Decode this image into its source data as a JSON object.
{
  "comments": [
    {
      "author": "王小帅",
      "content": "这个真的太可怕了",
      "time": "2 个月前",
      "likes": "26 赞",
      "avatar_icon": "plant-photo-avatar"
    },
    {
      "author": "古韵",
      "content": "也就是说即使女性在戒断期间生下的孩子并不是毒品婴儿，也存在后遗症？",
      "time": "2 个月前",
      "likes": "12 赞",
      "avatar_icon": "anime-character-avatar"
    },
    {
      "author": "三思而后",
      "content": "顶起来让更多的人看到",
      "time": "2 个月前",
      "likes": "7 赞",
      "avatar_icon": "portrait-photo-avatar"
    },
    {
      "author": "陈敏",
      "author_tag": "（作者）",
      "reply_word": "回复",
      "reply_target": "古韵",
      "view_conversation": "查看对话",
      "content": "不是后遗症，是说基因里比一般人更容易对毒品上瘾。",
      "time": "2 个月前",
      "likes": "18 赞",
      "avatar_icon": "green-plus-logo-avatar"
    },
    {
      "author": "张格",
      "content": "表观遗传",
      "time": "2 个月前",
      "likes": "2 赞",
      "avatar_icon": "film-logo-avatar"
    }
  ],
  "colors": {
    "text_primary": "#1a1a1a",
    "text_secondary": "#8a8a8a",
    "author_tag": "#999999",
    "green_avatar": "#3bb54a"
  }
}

■ ■ ■ ■ ■ ■ ■

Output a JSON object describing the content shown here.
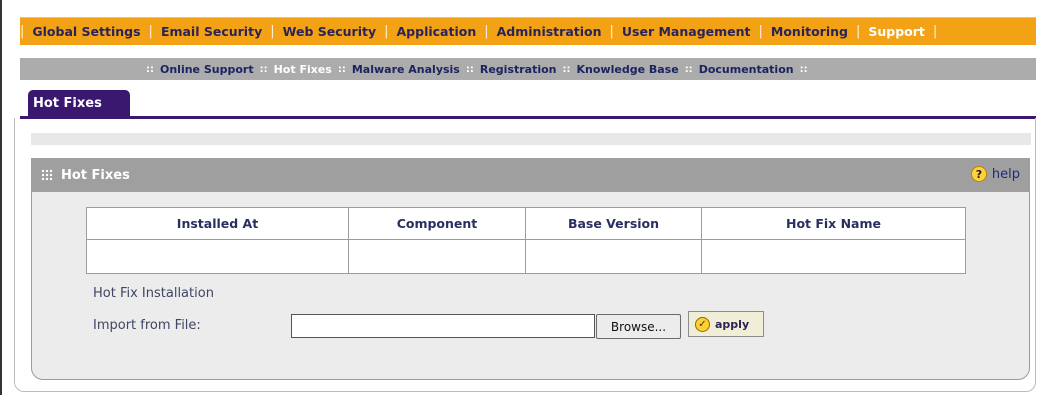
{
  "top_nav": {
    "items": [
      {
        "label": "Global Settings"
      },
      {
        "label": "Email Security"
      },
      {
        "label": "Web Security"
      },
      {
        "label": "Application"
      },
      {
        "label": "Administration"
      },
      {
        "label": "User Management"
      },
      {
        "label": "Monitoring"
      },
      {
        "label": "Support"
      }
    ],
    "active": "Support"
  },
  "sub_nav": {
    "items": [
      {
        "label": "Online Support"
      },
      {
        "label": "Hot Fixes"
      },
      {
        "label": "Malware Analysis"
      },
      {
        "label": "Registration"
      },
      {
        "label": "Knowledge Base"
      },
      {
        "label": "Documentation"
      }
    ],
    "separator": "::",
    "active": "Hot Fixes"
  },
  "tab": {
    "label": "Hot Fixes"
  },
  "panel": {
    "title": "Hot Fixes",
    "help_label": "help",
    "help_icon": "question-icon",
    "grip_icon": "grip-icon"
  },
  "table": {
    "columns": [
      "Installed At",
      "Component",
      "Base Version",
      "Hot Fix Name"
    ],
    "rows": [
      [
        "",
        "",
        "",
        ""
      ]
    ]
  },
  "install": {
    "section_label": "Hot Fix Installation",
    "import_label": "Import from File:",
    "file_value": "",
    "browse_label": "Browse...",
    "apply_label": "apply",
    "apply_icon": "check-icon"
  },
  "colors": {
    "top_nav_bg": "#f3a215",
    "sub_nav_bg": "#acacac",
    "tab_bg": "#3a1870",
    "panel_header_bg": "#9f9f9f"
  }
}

■ ■ ■ ■ ■ ■ ■

= Exercise instructions =
Copy all lines in the listing above where the string "photo" appears.

= Written solution =
      "avatar_icon": "plant-photo-avatar"
      "avatar_icon": "portrait-photo-avatar"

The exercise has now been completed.